(Extracted data entries)
==*==

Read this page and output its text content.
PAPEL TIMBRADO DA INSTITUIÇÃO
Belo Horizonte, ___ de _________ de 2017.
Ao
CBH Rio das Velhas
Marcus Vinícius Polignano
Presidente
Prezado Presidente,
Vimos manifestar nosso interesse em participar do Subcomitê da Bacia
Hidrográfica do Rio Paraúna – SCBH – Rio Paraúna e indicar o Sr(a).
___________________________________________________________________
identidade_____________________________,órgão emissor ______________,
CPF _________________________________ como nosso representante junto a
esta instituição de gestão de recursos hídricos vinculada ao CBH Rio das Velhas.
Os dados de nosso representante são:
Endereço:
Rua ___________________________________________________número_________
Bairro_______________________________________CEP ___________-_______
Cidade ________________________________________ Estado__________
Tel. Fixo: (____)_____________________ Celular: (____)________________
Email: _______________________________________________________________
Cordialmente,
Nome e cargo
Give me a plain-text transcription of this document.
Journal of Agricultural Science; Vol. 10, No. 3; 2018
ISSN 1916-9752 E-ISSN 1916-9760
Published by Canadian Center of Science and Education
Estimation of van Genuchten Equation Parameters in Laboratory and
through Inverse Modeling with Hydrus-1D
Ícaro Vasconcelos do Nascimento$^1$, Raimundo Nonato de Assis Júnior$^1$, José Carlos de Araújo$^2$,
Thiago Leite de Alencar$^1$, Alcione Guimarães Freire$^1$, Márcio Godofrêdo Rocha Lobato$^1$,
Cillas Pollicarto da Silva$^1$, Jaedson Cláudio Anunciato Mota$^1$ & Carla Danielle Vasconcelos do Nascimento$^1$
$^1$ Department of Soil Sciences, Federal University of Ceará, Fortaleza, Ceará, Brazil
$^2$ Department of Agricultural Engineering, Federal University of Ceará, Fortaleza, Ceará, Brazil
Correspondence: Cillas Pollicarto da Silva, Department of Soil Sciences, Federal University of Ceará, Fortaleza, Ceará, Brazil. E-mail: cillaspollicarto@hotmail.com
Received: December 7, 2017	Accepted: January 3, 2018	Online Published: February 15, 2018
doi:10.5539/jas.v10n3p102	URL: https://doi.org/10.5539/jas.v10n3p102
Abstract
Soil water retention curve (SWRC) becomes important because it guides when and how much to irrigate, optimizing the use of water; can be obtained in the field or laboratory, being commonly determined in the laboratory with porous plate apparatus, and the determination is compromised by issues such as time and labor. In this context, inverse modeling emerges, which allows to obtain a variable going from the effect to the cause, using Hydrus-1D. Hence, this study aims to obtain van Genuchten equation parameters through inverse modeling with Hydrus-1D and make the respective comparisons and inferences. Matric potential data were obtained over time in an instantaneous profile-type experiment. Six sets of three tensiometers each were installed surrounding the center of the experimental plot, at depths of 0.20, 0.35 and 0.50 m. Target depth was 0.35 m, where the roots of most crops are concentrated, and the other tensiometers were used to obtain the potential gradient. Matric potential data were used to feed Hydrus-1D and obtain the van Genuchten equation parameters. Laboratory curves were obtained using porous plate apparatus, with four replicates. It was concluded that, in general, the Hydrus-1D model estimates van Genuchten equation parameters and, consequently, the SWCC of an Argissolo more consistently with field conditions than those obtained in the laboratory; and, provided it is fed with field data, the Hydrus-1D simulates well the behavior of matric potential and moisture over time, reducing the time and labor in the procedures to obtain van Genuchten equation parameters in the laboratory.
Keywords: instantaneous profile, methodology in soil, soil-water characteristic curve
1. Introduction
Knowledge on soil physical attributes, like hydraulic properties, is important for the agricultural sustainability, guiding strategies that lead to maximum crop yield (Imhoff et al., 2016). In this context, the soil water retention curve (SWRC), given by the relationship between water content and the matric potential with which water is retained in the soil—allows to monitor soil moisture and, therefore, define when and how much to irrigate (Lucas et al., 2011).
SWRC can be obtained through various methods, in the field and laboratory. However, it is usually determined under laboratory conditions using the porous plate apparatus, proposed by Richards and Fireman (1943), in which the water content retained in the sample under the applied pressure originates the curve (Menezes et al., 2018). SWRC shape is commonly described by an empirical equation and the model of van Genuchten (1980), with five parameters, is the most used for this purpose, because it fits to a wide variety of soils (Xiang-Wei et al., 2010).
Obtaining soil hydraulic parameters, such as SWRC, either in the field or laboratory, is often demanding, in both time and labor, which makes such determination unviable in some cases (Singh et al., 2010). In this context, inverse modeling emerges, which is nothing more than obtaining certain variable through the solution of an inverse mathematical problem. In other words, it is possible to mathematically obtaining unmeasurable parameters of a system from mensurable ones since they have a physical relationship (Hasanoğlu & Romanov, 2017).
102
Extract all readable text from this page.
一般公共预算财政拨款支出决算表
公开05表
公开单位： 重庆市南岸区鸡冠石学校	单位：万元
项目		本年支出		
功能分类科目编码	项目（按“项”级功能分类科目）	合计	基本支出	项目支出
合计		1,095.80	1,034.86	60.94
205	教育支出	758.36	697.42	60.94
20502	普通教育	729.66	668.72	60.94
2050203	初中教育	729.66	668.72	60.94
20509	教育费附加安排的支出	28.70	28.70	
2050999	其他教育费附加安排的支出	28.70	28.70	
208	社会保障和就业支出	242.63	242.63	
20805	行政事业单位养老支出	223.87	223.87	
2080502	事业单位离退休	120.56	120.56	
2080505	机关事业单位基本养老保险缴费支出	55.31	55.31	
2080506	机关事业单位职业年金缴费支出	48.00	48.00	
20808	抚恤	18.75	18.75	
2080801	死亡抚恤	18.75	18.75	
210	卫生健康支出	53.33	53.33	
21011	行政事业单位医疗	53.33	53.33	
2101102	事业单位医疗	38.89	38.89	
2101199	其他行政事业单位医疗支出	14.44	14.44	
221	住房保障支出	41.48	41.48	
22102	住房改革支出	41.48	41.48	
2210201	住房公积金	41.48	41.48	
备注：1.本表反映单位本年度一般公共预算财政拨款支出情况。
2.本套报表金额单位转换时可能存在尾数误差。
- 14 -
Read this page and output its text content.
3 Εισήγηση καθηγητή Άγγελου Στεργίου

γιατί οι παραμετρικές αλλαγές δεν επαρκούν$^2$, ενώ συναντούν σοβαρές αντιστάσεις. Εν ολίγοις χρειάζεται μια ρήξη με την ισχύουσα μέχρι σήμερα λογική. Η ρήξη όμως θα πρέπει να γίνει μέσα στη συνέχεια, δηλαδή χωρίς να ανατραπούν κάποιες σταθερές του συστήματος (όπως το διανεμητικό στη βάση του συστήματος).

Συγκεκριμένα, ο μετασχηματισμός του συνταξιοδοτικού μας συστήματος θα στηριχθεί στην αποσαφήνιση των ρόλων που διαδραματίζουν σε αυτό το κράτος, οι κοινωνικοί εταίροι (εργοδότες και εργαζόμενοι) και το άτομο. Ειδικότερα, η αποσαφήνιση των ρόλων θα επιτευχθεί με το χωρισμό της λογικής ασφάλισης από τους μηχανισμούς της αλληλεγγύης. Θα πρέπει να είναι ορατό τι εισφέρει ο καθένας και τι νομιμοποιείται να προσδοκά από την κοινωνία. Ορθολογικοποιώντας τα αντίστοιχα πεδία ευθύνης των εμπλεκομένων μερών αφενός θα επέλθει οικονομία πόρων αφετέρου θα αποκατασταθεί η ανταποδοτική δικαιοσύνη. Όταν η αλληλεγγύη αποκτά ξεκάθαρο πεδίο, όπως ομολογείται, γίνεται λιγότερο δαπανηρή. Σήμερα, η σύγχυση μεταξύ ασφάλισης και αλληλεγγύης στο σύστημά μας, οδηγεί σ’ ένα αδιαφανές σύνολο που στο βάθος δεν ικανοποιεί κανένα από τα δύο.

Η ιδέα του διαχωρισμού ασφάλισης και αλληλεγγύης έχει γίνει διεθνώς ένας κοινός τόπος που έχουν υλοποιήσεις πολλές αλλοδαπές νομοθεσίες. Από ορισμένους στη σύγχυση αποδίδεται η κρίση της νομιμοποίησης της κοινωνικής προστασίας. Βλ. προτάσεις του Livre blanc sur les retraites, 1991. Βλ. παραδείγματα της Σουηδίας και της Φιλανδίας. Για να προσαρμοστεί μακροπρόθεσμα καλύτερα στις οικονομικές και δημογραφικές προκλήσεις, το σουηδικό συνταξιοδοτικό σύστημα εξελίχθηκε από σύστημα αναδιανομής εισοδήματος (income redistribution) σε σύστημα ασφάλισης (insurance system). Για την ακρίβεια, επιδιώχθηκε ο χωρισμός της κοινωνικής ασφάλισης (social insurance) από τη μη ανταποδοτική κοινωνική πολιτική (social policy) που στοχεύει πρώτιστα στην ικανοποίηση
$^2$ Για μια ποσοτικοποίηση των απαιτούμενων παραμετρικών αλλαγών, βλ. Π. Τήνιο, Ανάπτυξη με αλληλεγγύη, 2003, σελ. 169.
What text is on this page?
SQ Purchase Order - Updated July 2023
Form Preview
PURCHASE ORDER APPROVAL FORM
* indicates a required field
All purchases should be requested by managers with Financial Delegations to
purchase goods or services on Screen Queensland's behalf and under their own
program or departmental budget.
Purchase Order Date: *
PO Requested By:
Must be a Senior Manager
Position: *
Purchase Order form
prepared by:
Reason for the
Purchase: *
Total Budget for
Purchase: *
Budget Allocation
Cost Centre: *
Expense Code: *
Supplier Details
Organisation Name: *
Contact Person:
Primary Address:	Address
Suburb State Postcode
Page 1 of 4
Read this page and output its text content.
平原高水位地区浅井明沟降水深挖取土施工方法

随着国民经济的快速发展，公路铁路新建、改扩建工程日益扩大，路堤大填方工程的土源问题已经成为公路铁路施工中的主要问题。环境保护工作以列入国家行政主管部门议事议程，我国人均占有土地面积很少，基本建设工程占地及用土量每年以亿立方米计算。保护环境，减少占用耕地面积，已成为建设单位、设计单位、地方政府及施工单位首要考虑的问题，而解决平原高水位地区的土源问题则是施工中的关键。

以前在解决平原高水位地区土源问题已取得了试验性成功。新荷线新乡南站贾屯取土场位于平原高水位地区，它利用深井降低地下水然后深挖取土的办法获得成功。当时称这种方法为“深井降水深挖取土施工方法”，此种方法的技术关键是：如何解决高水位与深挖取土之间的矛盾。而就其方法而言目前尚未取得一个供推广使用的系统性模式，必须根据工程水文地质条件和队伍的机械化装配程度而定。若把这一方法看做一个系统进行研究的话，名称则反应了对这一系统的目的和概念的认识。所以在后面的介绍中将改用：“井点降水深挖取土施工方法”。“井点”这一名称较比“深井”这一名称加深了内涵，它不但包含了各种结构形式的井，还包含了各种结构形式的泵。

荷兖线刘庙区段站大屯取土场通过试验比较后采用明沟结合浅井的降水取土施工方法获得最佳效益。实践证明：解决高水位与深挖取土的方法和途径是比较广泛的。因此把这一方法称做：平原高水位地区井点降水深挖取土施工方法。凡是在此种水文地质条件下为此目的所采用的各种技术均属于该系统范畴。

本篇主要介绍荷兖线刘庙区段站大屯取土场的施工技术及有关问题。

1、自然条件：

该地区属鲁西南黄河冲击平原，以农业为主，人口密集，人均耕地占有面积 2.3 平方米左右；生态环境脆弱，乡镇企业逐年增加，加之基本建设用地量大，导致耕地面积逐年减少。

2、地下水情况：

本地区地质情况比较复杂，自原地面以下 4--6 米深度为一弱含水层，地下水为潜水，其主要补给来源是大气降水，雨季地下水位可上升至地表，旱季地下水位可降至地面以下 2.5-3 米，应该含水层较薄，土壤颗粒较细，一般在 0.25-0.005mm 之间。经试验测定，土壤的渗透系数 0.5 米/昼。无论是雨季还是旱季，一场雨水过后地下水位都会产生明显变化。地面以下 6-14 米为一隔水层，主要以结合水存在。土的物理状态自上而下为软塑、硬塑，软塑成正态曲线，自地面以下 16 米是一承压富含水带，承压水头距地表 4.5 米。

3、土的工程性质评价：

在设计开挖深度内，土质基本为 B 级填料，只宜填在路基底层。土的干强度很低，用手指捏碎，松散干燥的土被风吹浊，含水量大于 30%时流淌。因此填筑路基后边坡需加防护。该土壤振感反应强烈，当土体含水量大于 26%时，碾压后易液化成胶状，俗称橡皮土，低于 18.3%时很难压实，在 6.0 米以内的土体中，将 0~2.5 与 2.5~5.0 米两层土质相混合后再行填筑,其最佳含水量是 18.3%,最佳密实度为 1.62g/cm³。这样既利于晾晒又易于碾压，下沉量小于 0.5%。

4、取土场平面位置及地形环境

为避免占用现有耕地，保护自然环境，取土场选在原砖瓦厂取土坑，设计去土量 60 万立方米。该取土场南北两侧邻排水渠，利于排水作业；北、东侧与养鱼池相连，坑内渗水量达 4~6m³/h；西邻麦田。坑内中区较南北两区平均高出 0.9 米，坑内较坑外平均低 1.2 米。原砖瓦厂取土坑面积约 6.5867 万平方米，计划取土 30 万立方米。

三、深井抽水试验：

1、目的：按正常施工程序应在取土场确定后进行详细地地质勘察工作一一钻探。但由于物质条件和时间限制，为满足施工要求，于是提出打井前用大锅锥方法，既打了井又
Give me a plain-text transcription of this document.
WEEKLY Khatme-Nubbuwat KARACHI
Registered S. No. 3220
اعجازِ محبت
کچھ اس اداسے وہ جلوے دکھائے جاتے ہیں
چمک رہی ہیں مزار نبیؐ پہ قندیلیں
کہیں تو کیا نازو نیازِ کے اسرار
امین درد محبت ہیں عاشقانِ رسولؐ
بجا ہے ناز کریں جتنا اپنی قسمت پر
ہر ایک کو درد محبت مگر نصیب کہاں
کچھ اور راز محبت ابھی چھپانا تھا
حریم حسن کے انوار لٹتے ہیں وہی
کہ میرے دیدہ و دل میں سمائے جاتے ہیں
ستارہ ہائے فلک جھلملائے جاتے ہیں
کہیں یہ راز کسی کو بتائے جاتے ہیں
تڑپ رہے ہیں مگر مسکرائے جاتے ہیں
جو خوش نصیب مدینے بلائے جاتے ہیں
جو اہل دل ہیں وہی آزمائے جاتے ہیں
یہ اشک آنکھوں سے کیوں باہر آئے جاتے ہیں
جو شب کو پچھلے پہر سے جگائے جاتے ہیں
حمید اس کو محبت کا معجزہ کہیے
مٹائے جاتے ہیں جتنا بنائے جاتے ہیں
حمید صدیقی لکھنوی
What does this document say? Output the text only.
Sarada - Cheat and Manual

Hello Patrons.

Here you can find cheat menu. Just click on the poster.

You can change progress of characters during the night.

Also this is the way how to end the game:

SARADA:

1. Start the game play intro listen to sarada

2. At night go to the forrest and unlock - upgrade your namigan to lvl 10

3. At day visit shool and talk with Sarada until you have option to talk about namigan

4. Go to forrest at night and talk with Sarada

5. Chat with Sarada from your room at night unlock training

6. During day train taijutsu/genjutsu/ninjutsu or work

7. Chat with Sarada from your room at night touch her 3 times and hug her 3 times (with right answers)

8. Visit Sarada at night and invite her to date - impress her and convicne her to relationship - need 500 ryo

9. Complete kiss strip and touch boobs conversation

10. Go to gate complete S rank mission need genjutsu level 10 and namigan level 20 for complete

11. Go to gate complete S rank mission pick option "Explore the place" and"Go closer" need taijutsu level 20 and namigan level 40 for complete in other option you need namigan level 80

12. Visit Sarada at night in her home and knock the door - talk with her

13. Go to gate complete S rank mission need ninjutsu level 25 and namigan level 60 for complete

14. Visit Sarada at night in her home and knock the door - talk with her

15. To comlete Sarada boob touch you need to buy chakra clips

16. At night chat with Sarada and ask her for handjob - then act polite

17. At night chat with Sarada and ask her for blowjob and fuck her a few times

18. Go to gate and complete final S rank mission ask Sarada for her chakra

==*==

» **STATED PROBLEM**: For this exercise, gather every line of the data that contains the word "representante".

» **RESPONSE TO THE TASK**:
CPF _________________________________ como nosso representante junto a
Os dados de nosso representante são:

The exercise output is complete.